Data records:
******
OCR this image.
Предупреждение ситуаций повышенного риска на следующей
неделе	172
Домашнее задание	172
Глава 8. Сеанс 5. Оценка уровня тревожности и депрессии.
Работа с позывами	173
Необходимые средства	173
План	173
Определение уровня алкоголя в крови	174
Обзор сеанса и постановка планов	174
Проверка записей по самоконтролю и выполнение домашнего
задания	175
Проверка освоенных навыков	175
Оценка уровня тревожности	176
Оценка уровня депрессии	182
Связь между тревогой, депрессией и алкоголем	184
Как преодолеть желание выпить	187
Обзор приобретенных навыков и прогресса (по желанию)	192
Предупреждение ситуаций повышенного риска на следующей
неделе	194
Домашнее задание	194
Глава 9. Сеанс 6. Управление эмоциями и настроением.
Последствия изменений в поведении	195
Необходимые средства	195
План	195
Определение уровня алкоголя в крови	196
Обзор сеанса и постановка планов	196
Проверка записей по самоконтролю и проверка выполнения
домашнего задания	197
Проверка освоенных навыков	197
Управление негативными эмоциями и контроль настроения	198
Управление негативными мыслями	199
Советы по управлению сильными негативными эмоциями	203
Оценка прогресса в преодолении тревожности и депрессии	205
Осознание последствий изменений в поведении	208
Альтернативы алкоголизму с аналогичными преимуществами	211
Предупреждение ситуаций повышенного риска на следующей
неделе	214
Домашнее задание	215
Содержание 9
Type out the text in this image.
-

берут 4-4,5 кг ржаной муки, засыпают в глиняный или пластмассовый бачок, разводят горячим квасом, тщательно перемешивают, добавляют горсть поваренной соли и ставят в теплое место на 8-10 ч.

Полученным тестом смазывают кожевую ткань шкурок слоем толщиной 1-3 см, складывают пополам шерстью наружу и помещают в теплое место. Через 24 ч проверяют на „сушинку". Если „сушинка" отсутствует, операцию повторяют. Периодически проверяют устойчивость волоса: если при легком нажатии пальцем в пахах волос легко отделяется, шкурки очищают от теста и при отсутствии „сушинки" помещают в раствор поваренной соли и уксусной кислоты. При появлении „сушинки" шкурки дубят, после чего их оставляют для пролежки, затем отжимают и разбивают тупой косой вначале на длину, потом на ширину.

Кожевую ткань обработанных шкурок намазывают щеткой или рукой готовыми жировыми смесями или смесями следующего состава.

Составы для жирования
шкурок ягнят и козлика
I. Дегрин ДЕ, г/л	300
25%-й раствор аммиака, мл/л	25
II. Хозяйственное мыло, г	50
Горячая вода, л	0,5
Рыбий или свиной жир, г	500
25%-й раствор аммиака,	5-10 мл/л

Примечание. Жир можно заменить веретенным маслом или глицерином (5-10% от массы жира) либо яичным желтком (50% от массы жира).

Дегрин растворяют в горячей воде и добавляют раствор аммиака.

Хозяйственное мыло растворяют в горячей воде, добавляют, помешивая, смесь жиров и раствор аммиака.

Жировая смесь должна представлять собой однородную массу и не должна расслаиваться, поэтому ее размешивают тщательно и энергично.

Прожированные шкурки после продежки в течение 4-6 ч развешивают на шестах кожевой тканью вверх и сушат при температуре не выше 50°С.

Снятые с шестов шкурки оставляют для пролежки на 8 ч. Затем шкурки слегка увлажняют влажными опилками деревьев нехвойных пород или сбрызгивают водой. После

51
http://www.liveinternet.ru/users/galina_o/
******
• The request:
Word for word, write out the data.

• The output:
OCR this image.
Предупреждение ситуаций повышенного риска на следующей
неделе	172
Домашнее задание	172
Глава 8. Сеанс 5. Оценка уровня тревожности и депрессии.
Работа с позывами	173
Необходимые средства	173
План	173
Определение уровня алкоголя в крови	174
Обзор сеанса и постановка планов	174
Проверка записей по самоконтролю и выполнение домашнего
задания	175
Проверка освоенных навыков	175
Оценка уровня тревожности	176
Оценка уровня депрессии	182
Связь между тревогой, депрессией и алкоголем	184
Как преодолеть желание выпить	187
Обзор приобретенных навыков и прогресса (по желанию)	192
Предупреждение ситуаций повышенного риска на следующей
неделе	194
Домашнее задание	194
Глава 9. Сеанс 6. Управление эмоциями и настроением.
Последствия изменений в поведении	195
Необходимые средства	195
План	195
Определение уровня алкоголя в крови	196
Обзор сеанса и постановка планов	196
Проверка записей по самоконтролю и проверка выполнения
домашнего задания	197
Проверка освоенных навыков	197
Управление негативными эмоциями и контроль настроения	198
Управление негативными мыслями	199
Советы по управлению сильными негативными эмоциями	203
Оценка прогресса в преодолении тревожности и депрессии	205
Осознание последствий изменений в поведении	208
Альтернативы алкоголизму с аналогичными преимуществами	211
Предупреждение ситуаций повышенного риска на следующей
неделе	214
Домашнее задание	215
Содержание 9
Type out the text in this image.
-

берут 4-4,5 кг ржаной муки, засыпают в глиняный или пластмассовый бачок, разводят горячим квасом, тщательно перемешивают, добавляют горсть поваренной соли и ставят в теплое место на 8-10 ч.

Полученным тестом смазывают кожевую ткань шкурок слоем толщиной 1-3 см, складывают пополам шерстью наружу и помещают в теплое место. Через 24 ч проверяют на „сушинку". Если „сушинка" отсутствует, операцию повторяют. Периодически проверяют устойчивость волоса: если при легком нажатии пальцем в пахах волос легко отделяется, шкурки очищают от теста и при отсутствии „сушинки" помещают в раствор поваренной соли и уксусной кислоты. При появлении „сушинки" шкурки дубят, после чего их оставляют для пролежки, затем отжимают и разбивают тупой косой вначале на длину, потом на ширину.

Кожевую ткань обработанных шкурок намазывают щеткой или рукой готовыми жировыми смесями или смесями следующего состава.

Составы для жирования
шкурок ягнят и козлика
I. Дегрин ДЕ, г/л	300
25%-й раствор аммиака, мл/л	25
II. Хозяйственное мыло, г	50
Горячая вода, л	0,5
Рыбий или свиной жир, г	500
25%-й раствор аммиака,	5-10 мл/л

Примечание. Жир можно заменить веретенным маслом или глицерином (5-10% от массы жира) либо яичным желтком (50% от массы жира).

Дегрин растворяют в горячей воде и добавляют раствор аммиака.

Хозяйственное мыло растворяют в горячей воде, добавляют, помешивая, смесь жиров и раствор аммиака.

Жировая смесь должна представлять собой однородную массу и не должна расслаиваться, поэтому ее размешивают тщательно и энергично.

Прожированные шкурки после продежки в течение 4-6 ч развешивают на шестах кожевой тканью вверх и сушат при температуре не выше 50°С.

Снятые с шестов шкурки оставляют для пролежки на 8 ч. Затем шкурки слегка увлажняют влажными опилками деревьев нехвойных пород или сбрызгивают водой. После

51
http://www.liveinternet.ru/users/galina_o/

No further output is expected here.